Will you give every entry again exactly as it stands?

□ □ □ □ □

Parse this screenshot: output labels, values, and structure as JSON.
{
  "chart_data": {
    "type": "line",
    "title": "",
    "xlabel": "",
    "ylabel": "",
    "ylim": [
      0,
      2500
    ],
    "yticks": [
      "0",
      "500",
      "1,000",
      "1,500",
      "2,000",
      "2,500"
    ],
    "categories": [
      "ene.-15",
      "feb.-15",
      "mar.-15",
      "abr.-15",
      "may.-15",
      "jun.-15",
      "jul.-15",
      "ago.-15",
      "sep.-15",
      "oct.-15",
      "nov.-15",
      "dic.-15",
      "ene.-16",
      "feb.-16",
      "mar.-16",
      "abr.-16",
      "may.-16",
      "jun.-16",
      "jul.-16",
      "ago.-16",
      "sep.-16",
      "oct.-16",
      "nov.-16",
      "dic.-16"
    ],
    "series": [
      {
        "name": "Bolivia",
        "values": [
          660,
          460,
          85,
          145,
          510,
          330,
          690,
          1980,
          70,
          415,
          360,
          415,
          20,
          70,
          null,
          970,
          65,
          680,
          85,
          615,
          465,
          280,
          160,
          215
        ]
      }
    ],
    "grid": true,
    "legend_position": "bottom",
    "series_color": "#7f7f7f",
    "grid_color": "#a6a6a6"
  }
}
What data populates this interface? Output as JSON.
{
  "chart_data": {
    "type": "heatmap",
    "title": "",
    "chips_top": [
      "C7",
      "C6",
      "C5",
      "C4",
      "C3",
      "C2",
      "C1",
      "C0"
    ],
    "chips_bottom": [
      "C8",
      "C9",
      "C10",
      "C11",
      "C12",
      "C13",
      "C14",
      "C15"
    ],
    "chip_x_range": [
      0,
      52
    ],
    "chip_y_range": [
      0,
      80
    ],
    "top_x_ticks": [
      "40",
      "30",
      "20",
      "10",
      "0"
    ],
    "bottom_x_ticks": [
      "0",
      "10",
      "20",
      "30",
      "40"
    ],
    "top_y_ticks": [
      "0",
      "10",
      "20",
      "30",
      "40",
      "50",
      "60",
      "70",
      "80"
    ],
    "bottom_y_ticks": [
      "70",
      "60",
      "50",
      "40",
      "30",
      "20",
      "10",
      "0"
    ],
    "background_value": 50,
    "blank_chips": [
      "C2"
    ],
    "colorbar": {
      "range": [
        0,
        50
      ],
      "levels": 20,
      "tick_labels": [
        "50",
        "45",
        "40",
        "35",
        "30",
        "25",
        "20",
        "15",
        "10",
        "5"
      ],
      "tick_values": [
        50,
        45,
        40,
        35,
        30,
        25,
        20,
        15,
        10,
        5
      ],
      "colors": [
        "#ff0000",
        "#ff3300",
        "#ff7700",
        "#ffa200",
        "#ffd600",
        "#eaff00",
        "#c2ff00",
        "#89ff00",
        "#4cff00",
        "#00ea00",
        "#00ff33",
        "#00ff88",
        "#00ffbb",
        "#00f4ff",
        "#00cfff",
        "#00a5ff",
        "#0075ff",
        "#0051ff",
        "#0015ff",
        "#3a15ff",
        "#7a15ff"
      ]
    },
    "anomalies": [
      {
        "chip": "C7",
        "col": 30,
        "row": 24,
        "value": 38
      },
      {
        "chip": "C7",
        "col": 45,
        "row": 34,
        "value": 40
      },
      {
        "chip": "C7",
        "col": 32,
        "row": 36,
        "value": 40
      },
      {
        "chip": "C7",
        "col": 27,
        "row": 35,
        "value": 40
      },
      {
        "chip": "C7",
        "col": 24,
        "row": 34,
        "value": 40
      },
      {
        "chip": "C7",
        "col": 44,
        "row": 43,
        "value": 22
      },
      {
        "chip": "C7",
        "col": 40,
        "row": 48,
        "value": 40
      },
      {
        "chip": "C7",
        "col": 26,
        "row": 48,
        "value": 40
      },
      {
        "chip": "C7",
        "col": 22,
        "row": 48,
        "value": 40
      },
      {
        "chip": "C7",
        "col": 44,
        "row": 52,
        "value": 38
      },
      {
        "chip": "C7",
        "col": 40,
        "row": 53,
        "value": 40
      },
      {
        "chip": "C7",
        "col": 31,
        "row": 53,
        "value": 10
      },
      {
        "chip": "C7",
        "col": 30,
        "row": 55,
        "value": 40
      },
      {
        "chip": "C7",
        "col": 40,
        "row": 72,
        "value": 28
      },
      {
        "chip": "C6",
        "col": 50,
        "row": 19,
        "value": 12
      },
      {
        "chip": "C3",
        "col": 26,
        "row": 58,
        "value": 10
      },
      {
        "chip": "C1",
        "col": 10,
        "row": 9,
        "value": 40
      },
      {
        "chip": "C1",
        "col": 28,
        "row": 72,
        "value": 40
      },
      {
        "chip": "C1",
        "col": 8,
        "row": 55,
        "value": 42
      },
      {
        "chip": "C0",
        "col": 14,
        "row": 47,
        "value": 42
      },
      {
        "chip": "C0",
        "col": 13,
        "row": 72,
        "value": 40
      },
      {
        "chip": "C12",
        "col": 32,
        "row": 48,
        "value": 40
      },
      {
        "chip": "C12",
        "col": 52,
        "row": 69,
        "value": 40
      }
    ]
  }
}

□ □ □ □ □

# RESULT OF THIS TASK
Parse this screenshot: output labels, values, and structure as JSON.
{
  "chart_data": {
    "type": "line",
    "title": "",
    "xlabel": "",
    "ylabel": "",
    "ylim": [
      0,
      2500
    ],
    "yticks": [
      "0",
      "500",
      "1,000",
      "1,500",
      "2,000",
      "2,500"
    ],
    "categories": [
      "ene.-15",
      "feb.-15",
      "mar.-15",
      "abr.-15",
      "may.-15",
      "jun.-15",
      "jul.-15",
      "ago.-15",
      "sep.-15",
      "oct.-15",
      "nov.-15",
      "dic.-15",
      "ene.-16",
      "feb.-16",
      "mar.-16",
      "abr.-16",
      "may.-16",
      "jun.-16",
      "jul.-16",
      "ago.-16",
      "sep.-16",
      "oct.-16",
      "nov.-16",
      "dic.-16"
    ],
    "series": [
      {
        "name": "Bolivia",
        "values": [
          660,
          460,
          85,
          145,
          510,
          330,
          690,
          1980,
          70,
          415,
          360,
          415,
          20,
          70,
          null,
          970,
          65,
          680,
          85,
          615,
          465,
          280,
          160,
          215
        ]
      }
    ],
    "grid": true,
    "legend_position": "bottom",
    "series_color": "#7f7f7f",
    "grid_color": "#a6a6a6"
  }
}
What data populates this interface? Output as JSON.
{
  "chart_data": {
    "type": "heatmap",
    "title": "",
    "chips_top": [
      "C7",
      "C6",
      "C5",
      "C4",
      "C3",
      "C2",
      "C1",
      "C0"
    ],
    "chips_bottom": [
      "C8",
      "C9",
      "C10",
      "C11",
      "C12",
      "C13",
      "C14",
      "C15"
    ],
    "chip_x_range": [
      0,
      52
    ],
    "chip_y_range": [
      0,
      80
    ],
    "top_x_ticks": [
      "40",
      "30",
      "20",
      "10",
      "0"
    ],
    "bottom_x_ticks": [
      "0",
      "10",
      "20",
      "30",
      "40"
    ],
    "top_y_ticks": [
      "0",
      "10",
      "20",
      "30",
      "40",
      "50",
      "60",
      "70",
      "80"
    ],
    "bottom_y_ticks": [
      "70",
      "60",
      "50",
      "40",
      "30",
      "20",
      "10",
      "0"
    ],
    "background_value": 50,
    "blank_chips": [
      "C2"
    ],
    "colorbar": {
      "range": [
        0,
        50
      ],
      "levels": 20,
      "tick_labels": [
        "50",
        "45",
        "40",
        "35",
        "30",
        "25",
        "20",
        "15",
        "10",
        "5"
      ],
      "tick_values": [
        50,
        45,
        40,
        35,
        30,
        25,
        20,
        15,
        10,
        5
      ],
      "colors": [
        "#ff0000",
        "#ff3300",
        "#ff7700",
        "#ffa200",
        "#ffd600",
        "#eaff00",
        "#c2ff00",
        "#89ff00",
        "#4cff00",
        "#00ea00",
        "#00ff33",
        "#00ff88",
        "#00ffbb",
        "#00f4ff",
        "#00cfff",
        "#00a5ff",
        "#0075ff",
        "#0051ff",
        "#0015ff",
        "#3a15ff",
        "#7a15ff"
      ]
    },
    "anomalies": [
      {
        "chip": "C7",
        "col": 30,
        "row": 24,
        "value": 38
      },
      {
        "chip": "C7",
        "col": 45,
        "row": 34,
        "value": 40
      },
      {
        "chip": "C7",
        "col": 32,
        "row": 36,
        "value": 40
      },
      {
        "chip": "C7",
        "col": 27,
        "row": 35,
        "value": 40
      },
      {
        "chip": "C7",
        "col": 24,
        "row": 34,
        "value": 40
      },
      {
        "chip": "C7",
        "col": 44,
        "row": 43,
        "value": 22
      },
      {
        "chip": "C7",
        "col": 40,
        "row": 48,
        "value": 40
      },
      {
        "chip": "C7",
        "col": 26,
        "row": 48,
        "value": 40
      },
      {
        "chip": "C7",
        "col": 22,
        "row": 48,
        "value": 40
      },
      {
        "chip": "C7",
        "col": 44,
        "row": 52,
        "value": 38
      },
      {
        "chip": "C7",
        "col": 40,
        "row": 53,
        "value": 40
      },
      {
        "chip": "C7",
        "col": 31,
        "row": 53,
        "value": 10
      },
      {
        "chip": "C7",
        "col": 30,
        "row": 55,
        "value": 40
      },
      {
        "chip": "C7",
        "col": 40,
        "row": 72,
        "value": 28
      },
      {
        "chip": "C6",
        "col": 50,
        "row": 19,
        "value": 12
      },
      {
        "chip": "C3",
        "col": 26,
        "row": 58,
        "value": 10
      },
      {
        "chip": "C1",
        "col": 10,
        "row": 9,
        "value": 40
      },
      {
        "chip": "C1",
        "col": 28,
        "row": 72,
        "value": 40
      },
      {
        "chip": "C1",
        "col": 8,
        "row": 55,
        "value": 42
      },
      {
        "chip": "C0",
        "col": 14,
        "row": 47,
        "value": 42
      },
      {
        "chip": "C0",
        "col": 13,
        "row": 72,
        "value": 40
      },
      {
        "chip": "C12",
        "col": 32,
        "row": 48,
        "value": 40
      },
      {
        "chip": "C12",
        "col": 52,
        "row": 69,
        "value": 40
      }
    ]
  }
}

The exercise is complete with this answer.